Directive:
In the entries, find all lines that hold the word "text" and copy them.

Dataset records:
+--

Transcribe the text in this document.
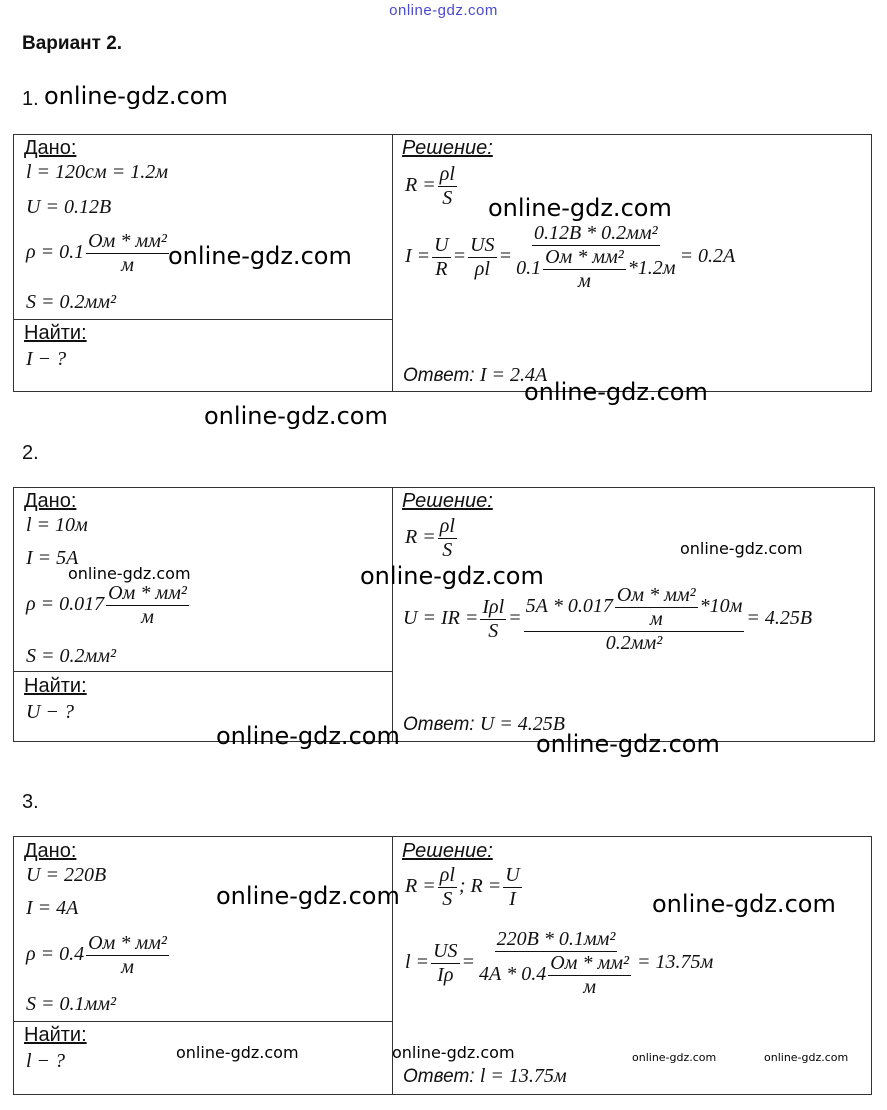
online-gdz.com
Вариант 2.
1. online-gdz.com
Дано:
l = 120см = 1.2м
U = 0.12В
$\rho = 0.1 \frac{\text{Ом * мм²}}{м}$
S = 0.2мм²
Найти:
I − ?
Решение:
$R = \frac{\rho l}{S}$
$I = \frac{U}{R} = \frac{US}{\rho l} = \frac{\text{0.12В * 0.2мм²}}{0.1 \frac{\text{Ом * мм²}}{м} *1.2м} = 0.2А$
Ответ: I = 2.4А
online-gdz.com
online-gdz.com
online-gdz.com
online-gdz.com
2.
Дано:
l = 10м
I = 5А
$\rho = 0.017 \frac{\text{Ом * мм²}}{м}$
S = 0.2мм²
Найти:
U − ?
Решение:
$R = \frac{\rho l}{S}$
U = IR = $\frac{\text{Iρl}}{S} = \frac{5А * 0.017 \frac{\text{Ом * мм²}}{м} *10м}{\text{0.2мм²}} = 4.25В$
Ответ: U = 4.25В
online-gdz.com
online-gdz.com	online-gdz.com
online-gdz.com	online-gdz.com
3.
Дано:
U = 220В
I = 4А
$\rho = 0.4 \frac{\text{Ом * мм²}}{м}$
S = 0.1мм²
Найти:
l − ?
Решение:
$R = \frac{\rho l}{S}$ ; $R = \frac{U}{I}$
$l = \frac{US}{I\rho} = \frac{\text{220В * 0.1мм²}}{4А * 0.4 \frac{\text{Ом * мм²}}{м}} = 13.75м$
Ответ: l = 13.75м
online-gdz.com	online-gdz.com
online-gdz.com	online-gdz.com	online-gdz.com	online-gdz.com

+--

Problem solution:
Transcribe the text in this document.
$\rho = 0.1 \frac{\text{Ом * мм²}}{м}$
$I = \frac{U}{R} = \frac{US}{\rho l} = \frac{\text{0.12В * 0.2мм²}}{0.1 \frac{\text{Ом * мм²}}{м} *1.2м} = 0.2А$
$\rho = 0.017 \frac{\text{Ом * мм²}}{м}$
U = IR = $\frac{\text{Iρl}}{S} = \frac{5А * 0.017 \frac{\text{Ом * мм²}}{м} *10м}{\text{0.2мм²}} = 4.25В$
$\rho = 0.4 \frac{\text{Ом * мм²}}{м}$
$l = \frac{US}{I\rho} = \frac{\text{220В * 0.1мм²}}{4А * 0.4 \frac{\text{Ом * мм²}}{м}} = 13.75м$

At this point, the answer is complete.